[Aim]:
Report all lines holding "houses".

## Begin Data for this exercise

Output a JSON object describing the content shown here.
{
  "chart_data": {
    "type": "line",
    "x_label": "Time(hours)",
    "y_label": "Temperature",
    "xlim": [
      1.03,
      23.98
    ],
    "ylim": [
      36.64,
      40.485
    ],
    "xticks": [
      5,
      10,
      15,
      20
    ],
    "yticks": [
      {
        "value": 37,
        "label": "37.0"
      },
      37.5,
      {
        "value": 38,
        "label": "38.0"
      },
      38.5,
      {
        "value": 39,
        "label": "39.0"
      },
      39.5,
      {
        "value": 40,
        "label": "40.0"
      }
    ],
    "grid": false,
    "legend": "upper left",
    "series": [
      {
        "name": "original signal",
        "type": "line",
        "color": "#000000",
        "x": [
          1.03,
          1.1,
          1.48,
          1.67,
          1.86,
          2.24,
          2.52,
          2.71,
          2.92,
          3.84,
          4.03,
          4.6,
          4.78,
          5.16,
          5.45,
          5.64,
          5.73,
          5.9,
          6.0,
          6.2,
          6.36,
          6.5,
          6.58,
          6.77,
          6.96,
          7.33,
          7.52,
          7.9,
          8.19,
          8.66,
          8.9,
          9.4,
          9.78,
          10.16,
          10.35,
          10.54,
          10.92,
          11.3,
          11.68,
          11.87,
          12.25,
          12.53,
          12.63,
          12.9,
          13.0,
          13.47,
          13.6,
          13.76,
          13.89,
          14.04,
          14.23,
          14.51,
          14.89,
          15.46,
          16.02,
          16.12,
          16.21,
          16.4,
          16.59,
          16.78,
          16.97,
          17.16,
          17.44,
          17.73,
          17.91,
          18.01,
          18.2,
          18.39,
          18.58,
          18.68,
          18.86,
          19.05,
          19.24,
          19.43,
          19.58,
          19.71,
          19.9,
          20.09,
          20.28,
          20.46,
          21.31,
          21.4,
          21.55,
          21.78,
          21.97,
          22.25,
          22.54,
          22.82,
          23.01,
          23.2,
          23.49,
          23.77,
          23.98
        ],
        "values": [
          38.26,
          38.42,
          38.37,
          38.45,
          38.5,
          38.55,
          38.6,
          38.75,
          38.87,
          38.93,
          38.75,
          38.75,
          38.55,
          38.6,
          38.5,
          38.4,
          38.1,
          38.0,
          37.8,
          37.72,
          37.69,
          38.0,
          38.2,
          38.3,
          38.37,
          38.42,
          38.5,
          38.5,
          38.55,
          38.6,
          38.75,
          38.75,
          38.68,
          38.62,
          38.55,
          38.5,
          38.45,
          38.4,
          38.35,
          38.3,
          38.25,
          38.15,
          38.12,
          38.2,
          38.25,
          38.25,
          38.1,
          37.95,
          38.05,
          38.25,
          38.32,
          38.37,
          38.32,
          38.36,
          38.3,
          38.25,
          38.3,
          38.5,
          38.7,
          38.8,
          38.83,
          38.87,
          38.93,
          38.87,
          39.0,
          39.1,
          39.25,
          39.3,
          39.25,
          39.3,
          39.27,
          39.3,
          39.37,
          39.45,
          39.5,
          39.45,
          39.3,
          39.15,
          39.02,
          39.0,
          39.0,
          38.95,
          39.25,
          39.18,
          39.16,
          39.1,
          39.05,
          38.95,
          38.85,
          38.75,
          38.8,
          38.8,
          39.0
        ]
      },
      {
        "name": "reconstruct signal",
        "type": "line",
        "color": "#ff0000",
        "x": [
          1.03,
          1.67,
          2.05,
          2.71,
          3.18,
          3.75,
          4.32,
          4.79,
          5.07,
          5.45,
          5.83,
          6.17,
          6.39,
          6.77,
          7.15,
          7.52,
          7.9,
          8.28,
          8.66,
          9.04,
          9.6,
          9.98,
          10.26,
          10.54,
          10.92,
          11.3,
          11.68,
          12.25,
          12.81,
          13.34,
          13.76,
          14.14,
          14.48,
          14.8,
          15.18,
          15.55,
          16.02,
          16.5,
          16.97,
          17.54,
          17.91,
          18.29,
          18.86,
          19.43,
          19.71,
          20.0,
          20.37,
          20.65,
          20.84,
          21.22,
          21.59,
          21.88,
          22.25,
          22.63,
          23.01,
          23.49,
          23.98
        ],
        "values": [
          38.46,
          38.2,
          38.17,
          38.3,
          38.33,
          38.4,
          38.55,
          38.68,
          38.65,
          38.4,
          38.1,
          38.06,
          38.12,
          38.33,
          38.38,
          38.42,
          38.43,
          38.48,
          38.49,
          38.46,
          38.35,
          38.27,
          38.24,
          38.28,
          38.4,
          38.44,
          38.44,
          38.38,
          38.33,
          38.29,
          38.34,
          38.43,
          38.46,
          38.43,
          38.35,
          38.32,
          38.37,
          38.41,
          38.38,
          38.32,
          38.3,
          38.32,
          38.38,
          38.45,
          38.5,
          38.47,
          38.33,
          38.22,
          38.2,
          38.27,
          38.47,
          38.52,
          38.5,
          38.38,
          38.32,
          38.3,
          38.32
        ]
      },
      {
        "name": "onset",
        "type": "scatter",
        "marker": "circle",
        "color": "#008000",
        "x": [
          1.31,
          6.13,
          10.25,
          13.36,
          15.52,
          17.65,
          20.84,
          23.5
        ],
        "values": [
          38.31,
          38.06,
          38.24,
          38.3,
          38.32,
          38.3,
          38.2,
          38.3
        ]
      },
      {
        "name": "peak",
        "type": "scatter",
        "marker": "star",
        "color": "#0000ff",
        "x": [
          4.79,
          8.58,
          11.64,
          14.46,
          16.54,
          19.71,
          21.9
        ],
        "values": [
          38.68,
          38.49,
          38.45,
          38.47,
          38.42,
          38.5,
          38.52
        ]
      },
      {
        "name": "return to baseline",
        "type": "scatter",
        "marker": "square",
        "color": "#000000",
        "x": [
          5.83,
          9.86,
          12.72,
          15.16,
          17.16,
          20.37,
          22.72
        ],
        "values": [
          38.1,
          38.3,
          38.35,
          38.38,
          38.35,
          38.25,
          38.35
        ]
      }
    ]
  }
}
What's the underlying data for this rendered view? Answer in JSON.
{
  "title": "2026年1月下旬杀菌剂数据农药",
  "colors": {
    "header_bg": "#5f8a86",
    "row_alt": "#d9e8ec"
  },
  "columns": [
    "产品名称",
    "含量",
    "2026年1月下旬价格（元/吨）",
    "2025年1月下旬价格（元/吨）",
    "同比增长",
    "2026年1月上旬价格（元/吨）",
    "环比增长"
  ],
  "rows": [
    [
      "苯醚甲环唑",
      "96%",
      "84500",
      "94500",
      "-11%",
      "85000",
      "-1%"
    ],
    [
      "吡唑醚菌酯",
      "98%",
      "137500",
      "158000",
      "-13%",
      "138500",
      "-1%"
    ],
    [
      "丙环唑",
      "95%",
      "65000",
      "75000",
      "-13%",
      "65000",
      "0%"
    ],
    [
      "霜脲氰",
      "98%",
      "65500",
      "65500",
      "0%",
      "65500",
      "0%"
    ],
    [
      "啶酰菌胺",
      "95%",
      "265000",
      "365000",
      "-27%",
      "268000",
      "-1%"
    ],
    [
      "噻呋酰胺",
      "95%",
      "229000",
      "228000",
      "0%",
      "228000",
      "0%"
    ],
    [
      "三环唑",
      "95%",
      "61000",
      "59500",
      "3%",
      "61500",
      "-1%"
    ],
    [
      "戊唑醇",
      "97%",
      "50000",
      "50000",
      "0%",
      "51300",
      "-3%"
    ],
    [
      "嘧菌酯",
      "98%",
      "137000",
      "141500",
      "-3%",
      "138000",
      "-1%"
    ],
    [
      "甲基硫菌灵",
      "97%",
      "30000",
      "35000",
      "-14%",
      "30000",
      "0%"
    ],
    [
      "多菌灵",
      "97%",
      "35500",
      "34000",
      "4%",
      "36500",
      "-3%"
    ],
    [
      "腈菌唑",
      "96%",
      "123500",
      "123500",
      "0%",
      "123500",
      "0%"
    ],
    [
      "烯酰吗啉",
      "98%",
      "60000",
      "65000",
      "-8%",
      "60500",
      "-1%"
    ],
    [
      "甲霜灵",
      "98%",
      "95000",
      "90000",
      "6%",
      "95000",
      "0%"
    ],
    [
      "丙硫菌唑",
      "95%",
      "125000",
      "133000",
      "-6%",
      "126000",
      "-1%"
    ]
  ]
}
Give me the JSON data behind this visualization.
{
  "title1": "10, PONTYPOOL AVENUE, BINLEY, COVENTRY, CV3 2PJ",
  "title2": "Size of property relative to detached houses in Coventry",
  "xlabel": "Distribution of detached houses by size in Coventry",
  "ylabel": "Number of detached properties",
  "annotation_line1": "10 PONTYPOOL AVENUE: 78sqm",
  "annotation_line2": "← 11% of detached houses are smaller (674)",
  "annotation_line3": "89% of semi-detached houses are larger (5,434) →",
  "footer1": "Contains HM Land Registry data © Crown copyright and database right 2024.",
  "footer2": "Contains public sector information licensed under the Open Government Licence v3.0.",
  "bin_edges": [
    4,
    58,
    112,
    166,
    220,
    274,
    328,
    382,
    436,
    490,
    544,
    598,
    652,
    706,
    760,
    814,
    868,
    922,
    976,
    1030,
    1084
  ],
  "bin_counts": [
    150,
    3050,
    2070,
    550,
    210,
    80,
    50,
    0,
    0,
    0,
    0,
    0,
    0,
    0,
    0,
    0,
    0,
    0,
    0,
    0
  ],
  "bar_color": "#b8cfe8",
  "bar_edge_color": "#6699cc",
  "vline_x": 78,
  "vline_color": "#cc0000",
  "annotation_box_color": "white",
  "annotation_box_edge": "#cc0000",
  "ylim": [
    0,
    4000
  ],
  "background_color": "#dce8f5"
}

## End Data for this exercise

[Exercise response]:
  "title2": "Size of property relative to detached houses in Coventry",
  "xlabel": "Distribution of detached houses by size in Coventry",
  "annotation_line2": "← 11% of detached houses are smaller (674)",
  "annotation_line3": "89% of semi-detached houses are larger (5,434) →",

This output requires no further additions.